> Required work:
Using the data below, determine the number of lines that include the string "JSON". Write only that number.

---- Dataset content

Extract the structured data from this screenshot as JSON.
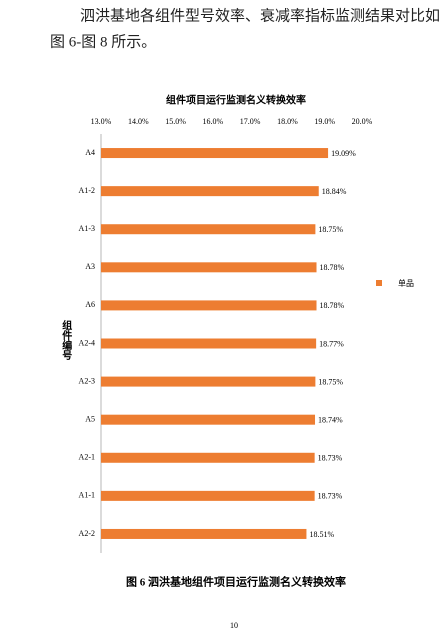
{
  "paragraph": [
    "泗洪基地各组件型号效率、衰减率指标监测结果对比如",
    "图 6-图 8 所示。"
  ],
  "chart_data": {
    "type": "bar",
    "orientation": "horizontal",
    "title": "组件项目运行监测名义转换效率",
    "y_label": "组件编号",
    "categories": [
      "A4",
      "A1-2",
      "A1-3",
      "A3",
      "A6",
      "A2-4",
      "A2-3",
      "A5",
      "A2-1",
      "A1-1",
      "A2-2"
    ],
    "series": [
      {
        "name": "单品",
        "color": "#ed7d31",
        "values": [
          19.09,
          18.84,
          18.75,
          18.78,
          18.78,
          18.77,
          18.75,
          18.74,
          18.73,
          18.73,
          18.51
        ],
        "value_labels": [
          "19.09%",
          "18.84%",
          "18.75%",
          "18.78%",
          "18.78%",
          "18.77%",
          "18.75%",
          "18.74%",
          "18.73%",
          "18.73%",
          "18.51%"
        ]
      }
    ],
    "xlim": [
      13,
      20
    ],
    "xticks": [
      {
        "value": 13,
        "label": "13.0%"
      },
      {
        "value": 14,
        "label": "14.0%"
      },
      {
        "value": 15,
        "label": "15.0%"
      },
      {
        "value": 16,
        "label": "16.0%"
      },
      {
        "value": 17,
        "label": "17.0%"
      },
      {
        "value": 18,
        "label": "18.0%"
      },
      {
        "value": 19,
        "label": "19.0%"
      },
      {
        "value": 20,
        "label": "20.0%"
      }
    ],
    "legend": "right"
  },
  "caption": "图 6    泗洪基地组件项目运行监测名义转换效率",
  "page_number": "10"
}
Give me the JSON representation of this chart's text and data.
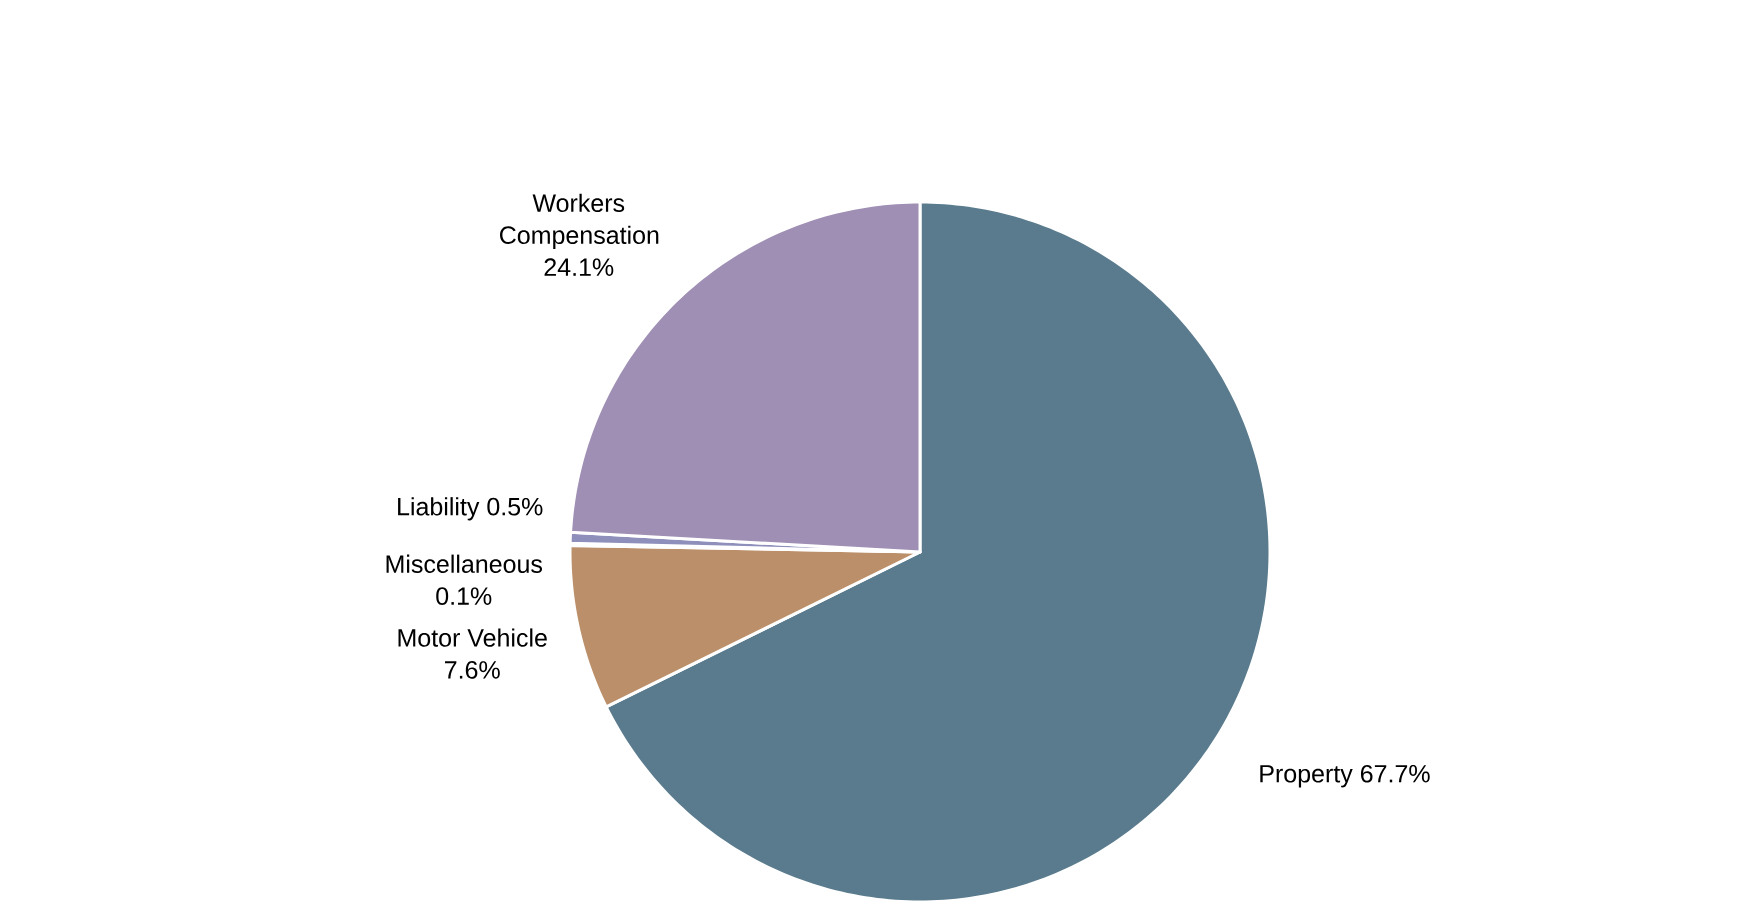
{
  "chart_data": {
    "type": "pie",
    "categories": [
      "Property",
      "Motor Vehicle",
      "Miscellaneous",
      "Liability",
      "Workers Compensation"
    ],
    "values": [
      67.7,
      7.6,
      0.1,
      0.5,
      24.1
    ],
    "value_labels": [
      "67.7%",
      "7.6%",
      "0.1%",
      "0.5%",
      "24.1%"
    ],
    "colors": [
      "#5a7b8d",
      "#bb8f69",
      "#b3b6d6",
      "#8e8fbb",
      "#9f8fb4"
    ]
  }
}
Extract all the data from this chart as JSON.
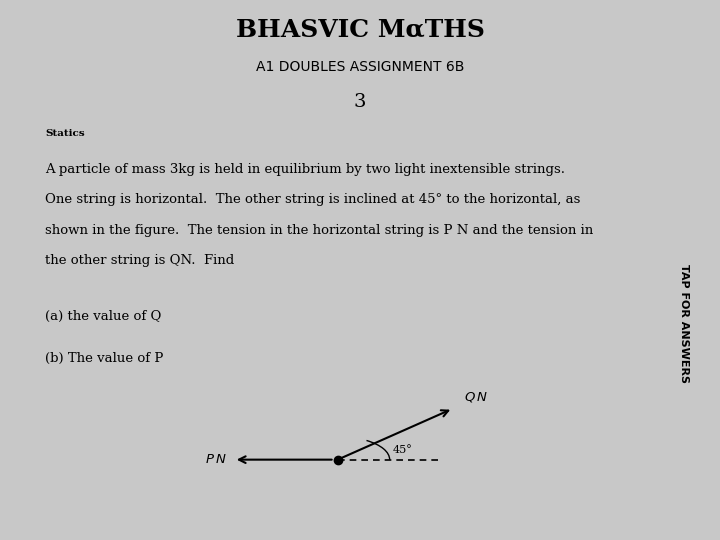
{
  "title_line1": "BHASVIC MαTHS",
  "title_line2": "A1 DOUBLES ASSIGNMENT 6B",
  "header_bg": "#FFC000",
  "header_text_color": "#000000",
  "page_number": "3",
  "bg_color": "#C8C8C8",
  "content_bg": "#FFFFFF",
  "section_label": "Statics",
  "para1": "A particle of mass 3kg is held in equilibrium by two light inextensible strings.",
  "para2": "One string is horizontal.  The other string is inclined at 45° to the horizontal, as",
  "para3": "shown in the figure.  The tension in the horizontal string is P N and the tension in",
  "para4": "the other string is QN.  Find",
  "part_a": "(a) the value of Q",
  "part_b": "(b) The value of P",
  "sidebar_text": "TAP FOR ANSWERS",
  "sidebar_bg": "#FFC000",
  "sidebar_text_color": "#000000",
  "content_border_color": "#000000",
  "angle_label": "45°"
}
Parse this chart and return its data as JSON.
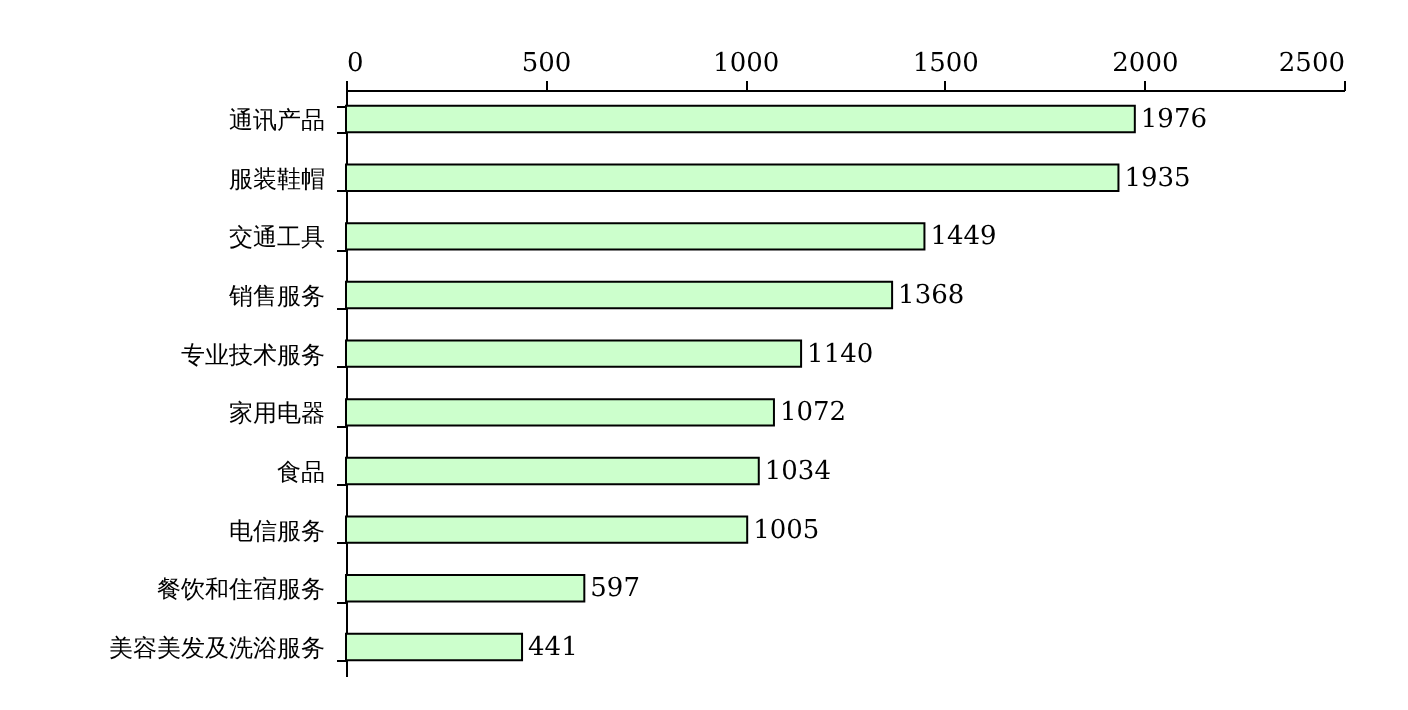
{
  "chart_data": {
    "type": "bar",
    "orientation": "horizontal",
    "categories": [
      "通讯产品",
      "服装鞋帽",
      "交通工具",
      "销售服务",
      "专业技术服务",
      "家用电器",
      "食品",
      "电信服务",
      "餐饮和住宿服务",
      "美容美发及洗浴服务"
    ],
    "values": [
      1976,
      1935,
      1449,
      1368,
      1140,
      1072,
      1034,
      1005,
      597,
      441
    ],
    "color": "#ccffcc",
    "xlim": [
      0,
      2500
    ],
    "xticks": [
      0,
      500,
      1000,
      1500,
      2000,
      2500
    ],
    "data_labels": true
  }
}
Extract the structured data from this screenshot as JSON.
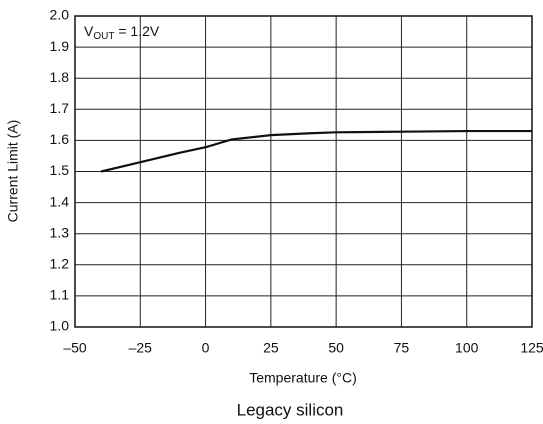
{
  "chart_data": {
    "type": "line",
    "annotation": {
      "main": "V",
      "sub": "OUT",
      "rest": " = 1.2V"
    },
    "x_label": "Temperature (°C)",
    "y_label": "Current Limit (A)",
    "caption": "Legacy silicon",
    "x": [
      -40,
      -25,
      -10,
      0,
      10,
      25,
      40,
      50,
      75,
      100,
      125
    ],
    "series": [
      {
        "name": null,
        "color": "#111111",
        "values": [
          1.5,
          1.53,
          1.56,
          1.578,
          1.603,
          1.617,
          1.623,
          1.626,
          1.628,
          1.63,
          1.63
        ]
      }
    ],
    "xlim": [
      -50,
      125
    ],
    "xticks": [
      {
        "value": -50,
        "label": "–50"
      },
      {
        "value": -25,
        "label": "–25"
      },
      0,
      25,
      50,
      75,
      100,
      125
    ],
    "ylim": [
      1,
      2
    ],
    "yticks": [
      {
        "value": 1,
        "label": "1.0"
      },
      1.1,
      1.2,
      1.3,
      1.4,
      1.5,
      1.6,
      1.7,
      1.8,
      1.9,
      {
        "value": 2,
        "label": "2.0"
      }
    ],
    "grid": true
  }
}
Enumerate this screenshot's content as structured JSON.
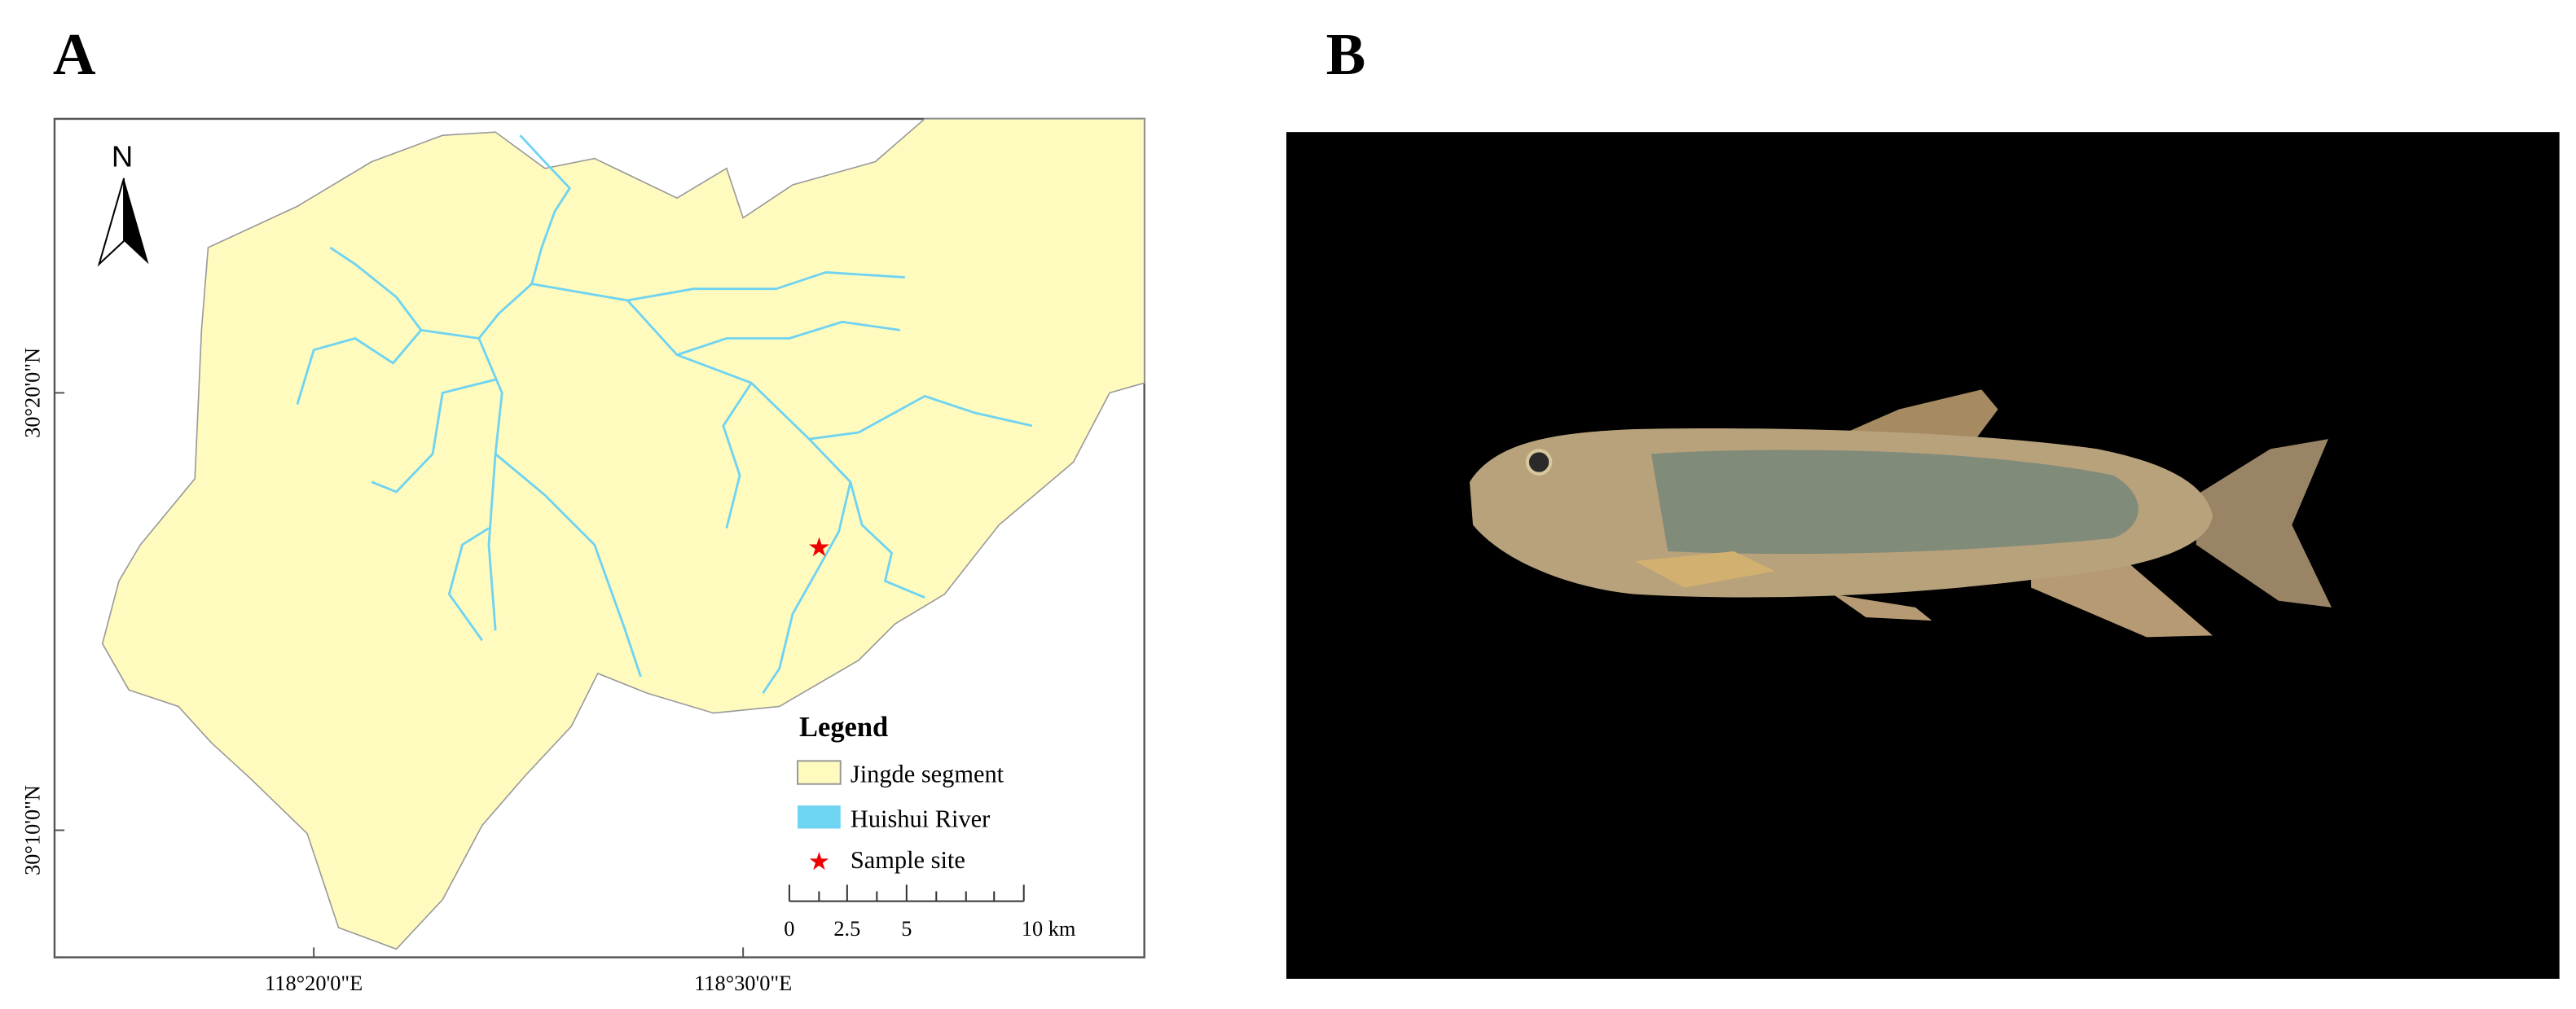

--------

> Correct response:
6